TASK OBJECTIVE:
Which lines in the records below contain the word "菜粕期权"? Copy each of them.

# # # #

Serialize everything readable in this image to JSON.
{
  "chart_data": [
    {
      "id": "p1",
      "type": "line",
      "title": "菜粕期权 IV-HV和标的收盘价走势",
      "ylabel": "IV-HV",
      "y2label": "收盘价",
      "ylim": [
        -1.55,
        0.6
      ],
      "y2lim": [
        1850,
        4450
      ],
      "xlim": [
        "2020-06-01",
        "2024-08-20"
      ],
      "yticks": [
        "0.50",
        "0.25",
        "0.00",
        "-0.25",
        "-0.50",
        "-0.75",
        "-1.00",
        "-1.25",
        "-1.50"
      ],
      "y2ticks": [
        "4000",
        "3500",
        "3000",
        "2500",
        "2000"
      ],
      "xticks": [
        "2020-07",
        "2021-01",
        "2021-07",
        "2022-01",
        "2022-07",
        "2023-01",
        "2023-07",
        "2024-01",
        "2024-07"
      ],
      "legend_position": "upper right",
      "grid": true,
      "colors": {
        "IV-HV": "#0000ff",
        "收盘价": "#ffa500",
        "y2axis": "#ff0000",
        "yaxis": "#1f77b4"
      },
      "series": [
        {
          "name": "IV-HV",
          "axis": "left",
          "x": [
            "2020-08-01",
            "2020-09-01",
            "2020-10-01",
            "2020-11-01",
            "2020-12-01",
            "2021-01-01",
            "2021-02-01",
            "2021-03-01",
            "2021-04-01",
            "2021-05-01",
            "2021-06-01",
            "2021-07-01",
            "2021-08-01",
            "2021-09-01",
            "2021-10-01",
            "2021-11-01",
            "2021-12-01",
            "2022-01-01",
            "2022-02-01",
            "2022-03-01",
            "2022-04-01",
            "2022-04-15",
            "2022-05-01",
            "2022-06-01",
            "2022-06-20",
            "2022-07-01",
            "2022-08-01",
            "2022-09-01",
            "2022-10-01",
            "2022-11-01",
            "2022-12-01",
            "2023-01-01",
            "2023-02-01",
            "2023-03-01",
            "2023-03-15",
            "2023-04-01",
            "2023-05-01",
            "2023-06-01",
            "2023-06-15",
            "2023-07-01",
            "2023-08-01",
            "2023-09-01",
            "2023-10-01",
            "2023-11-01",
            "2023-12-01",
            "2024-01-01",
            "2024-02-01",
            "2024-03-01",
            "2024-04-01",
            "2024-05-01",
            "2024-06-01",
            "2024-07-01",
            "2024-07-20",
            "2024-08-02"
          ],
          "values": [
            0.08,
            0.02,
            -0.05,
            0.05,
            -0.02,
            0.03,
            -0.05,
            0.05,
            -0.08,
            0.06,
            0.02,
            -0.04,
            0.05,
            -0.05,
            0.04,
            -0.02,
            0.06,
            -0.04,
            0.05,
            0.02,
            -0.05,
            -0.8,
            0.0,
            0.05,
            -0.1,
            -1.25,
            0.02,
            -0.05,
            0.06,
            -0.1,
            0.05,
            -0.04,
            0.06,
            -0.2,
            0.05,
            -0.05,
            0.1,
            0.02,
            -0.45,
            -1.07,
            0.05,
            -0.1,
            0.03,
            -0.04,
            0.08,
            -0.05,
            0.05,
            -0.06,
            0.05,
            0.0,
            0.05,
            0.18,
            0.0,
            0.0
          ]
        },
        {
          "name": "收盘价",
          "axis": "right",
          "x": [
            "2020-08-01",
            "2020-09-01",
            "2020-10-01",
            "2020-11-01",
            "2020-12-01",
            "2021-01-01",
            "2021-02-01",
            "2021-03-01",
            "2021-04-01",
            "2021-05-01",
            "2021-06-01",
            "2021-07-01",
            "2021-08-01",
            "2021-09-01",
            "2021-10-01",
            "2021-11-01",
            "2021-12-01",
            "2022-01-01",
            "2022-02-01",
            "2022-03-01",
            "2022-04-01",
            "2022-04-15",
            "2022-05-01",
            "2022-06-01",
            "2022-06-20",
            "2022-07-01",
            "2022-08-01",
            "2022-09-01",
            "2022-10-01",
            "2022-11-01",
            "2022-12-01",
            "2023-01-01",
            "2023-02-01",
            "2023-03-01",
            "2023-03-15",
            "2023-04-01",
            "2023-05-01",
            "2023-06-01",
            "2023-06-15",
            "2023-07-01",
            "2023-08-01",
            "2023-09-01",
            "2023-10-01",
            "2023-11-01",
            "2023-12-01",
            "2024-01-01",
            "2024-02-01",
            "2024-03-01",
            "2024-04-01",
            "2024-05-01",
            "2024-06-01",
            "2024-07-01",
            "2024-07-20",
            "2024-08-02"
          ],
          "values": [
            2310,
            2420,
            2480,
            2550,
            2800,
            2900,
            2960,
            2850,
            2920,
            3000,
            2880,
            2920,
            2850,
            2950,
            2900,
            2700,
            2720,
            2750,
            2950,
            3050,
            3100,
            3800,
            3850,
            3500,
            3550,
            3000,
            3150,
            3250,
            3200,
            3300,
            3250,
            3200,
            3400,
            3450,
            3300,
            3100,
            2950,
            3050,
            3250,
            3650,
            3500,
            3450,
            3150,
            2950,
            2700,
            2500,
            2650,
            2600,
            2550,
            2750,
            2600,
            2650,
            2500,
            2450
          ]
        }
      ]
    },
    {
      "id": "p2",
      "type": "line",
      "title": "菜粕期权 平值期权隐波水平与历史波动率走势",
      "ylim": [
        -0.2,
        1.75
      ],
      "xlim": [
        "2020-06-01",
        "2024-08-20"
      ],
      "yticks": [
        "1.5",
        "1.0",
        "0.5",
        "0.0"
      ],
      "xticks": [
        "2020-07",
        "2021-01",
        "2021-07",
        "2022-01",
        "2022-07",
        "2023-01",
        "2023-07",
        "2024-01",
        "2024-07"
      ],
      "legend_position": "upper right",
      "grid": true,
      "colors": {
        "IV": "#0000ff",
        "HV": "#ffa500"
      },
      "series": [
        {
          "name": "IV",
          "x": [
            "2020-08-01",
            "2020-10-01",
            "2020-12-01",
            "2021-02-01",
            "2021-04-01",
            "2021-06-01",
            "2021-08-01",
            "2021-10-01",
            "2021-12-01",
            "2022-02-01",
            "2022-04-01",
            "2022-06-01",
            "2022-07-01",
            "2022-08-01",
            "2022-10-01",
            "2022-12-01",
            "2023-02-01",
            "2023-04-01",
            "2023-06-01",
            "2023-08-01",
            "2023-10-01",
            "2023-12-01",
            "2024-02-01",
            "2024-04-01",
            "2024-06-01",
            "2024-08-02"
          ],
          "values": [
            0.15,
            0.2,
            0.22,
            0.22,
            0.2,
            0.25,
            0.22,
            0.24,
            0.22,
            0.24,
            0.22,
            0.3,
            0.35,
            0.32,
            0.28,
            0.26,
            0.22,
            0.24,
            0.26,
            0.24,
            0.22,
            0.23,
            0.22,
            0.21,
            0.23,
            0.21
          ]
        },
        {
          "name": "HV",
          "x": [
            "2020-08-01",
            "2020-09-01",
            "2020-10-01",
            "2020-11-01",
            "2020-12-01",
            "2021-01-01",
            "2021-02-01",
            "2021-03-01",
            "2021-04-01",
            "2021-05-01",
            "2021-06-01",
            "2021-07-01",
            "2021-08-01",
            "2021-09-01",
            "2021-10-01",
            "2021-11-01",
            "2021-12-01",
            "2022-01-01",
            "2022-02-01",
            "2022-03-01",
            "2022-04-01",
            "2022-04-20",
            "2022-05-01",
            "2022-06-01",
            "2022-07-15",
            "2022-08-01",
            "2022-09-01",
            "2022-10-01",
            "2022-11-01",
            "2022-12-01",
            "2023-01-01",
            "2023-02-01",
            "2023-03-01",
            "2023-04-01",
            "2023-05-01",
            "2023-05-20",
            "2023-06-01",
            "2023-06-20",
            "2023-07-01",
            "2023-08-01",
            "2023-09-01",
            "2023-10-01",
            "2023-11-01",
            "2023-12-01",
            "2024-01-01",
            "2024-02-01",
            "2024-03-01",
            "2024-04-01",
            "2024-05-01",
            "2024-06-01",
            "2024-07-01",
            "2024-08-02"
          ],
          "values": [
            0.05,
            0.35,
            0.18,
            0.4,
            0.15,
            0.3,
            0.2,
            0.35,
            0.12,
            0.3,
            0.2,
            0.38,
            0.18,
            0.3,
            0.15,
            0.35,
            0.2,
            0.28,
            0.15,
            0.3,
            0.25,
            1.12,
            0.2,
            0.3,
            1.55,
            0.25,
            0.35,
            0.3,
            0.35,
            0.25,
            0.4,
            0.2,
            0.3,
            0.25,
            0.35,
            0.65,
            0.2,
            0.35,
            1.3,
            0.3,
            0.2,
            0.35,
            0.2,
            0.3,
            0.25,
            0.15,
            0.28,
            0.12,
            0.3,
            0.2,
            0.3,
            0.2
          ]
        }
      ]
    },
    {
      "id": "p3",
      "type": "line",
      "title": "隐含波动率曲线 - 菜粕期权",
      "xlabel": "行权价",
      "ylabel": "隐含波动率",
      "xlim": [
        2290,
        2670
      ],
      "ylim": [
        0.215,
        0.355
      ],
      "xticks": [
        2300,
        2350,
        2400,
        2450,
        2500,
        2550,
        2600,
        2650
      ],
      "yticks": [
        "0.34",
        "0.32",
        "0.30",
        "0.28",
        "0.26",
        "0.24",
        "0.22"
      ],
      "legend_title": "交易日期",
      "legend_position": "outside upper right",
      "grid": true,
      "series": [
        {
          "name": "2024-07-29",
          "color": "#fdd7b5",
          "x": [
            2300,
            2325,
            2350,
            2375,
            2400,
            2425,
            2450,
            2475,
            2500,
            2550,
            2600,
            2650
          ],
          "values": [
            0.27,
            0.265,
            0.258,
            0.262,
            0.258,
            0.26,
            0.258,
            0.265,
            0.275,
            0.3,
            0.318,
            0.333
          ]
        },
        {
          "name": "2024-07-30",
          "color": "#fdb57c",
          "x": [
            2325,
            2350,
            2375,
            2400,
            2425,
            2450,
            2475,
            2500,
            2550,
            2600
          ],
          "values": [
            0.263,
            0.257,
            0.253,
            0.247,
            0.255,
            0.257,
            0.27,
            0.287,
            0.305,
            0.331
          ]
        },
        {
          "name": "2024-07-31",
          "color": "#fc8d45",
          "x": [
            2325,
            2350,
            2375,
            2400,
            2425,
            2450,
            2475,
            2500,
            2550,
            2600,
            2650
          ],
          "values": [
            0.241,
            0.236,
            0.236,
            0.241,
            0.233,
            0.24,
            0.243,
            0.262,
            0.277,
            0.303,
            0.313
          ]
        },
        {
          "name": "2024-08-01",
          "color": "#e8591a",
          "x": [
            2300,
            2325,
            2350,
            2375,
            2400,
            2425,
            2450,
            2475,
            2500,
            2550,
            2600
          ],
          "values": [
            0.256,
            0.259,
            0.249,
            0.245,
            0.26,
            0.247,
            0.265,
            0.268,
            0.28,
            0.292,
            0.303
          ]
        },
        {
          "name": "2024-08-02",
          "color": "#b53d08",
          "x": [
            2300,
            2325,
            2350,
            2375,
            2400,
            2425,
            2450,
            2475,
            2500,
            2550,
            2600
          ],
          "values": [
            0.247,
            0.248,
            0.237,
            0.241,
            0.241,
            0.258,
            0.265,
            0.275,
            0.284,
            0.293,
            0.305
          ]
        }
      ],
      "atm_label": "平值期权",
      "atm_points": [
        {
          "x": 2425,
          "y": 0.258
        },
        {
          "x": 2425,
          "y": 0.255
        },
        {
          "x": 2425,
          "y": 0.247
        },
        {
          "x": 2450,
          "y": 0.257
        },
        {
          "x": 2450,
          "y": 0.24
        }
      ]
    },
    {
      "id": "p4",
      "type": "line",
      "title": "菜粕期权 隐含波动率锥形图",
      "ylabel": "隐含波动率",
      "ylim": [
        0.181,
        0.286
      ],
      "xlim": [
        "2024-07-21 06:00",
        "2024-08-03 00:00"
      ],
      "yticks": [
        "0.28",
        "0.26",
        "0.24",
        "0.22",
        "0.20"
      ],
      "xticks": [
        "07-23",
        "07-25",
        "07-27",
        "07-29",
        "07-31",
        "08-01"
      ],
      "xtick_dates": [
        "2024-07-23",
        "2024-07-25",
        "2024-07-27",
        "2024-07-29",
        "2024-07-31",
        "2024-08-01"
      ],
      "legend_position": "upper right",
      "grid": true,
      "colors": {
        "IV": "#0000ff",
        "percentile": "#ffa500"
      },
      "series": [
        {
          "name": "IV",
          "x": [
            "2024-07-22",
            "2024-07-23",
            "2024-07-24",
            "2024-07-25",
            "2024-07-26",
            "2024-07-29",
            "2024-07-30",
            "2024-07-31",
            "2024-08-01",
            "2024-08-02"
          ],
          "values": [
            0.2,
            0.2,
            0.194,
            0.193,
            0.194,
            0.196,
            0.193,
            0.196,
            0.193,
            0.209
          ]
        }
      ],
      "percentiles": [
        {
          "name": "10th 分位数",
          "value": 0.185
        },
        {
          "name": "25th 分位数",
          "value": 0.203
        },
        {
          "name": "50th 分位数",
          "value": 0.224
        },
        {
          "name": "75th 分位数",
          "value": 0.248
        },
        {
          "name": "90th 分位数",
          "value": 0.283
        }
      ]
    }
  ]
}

# # # #

EXPECTED ANSWER:
      "title": "菜粕期权 IV-HV和标的收盘价走势",
      "title": "菜粕期权 平值期权隐波水平与历史波动率走势",
      "title": "隐含波动率曲线 - 菜粕期权",
      "title": "菜粕期权 隐含波动率锥形图",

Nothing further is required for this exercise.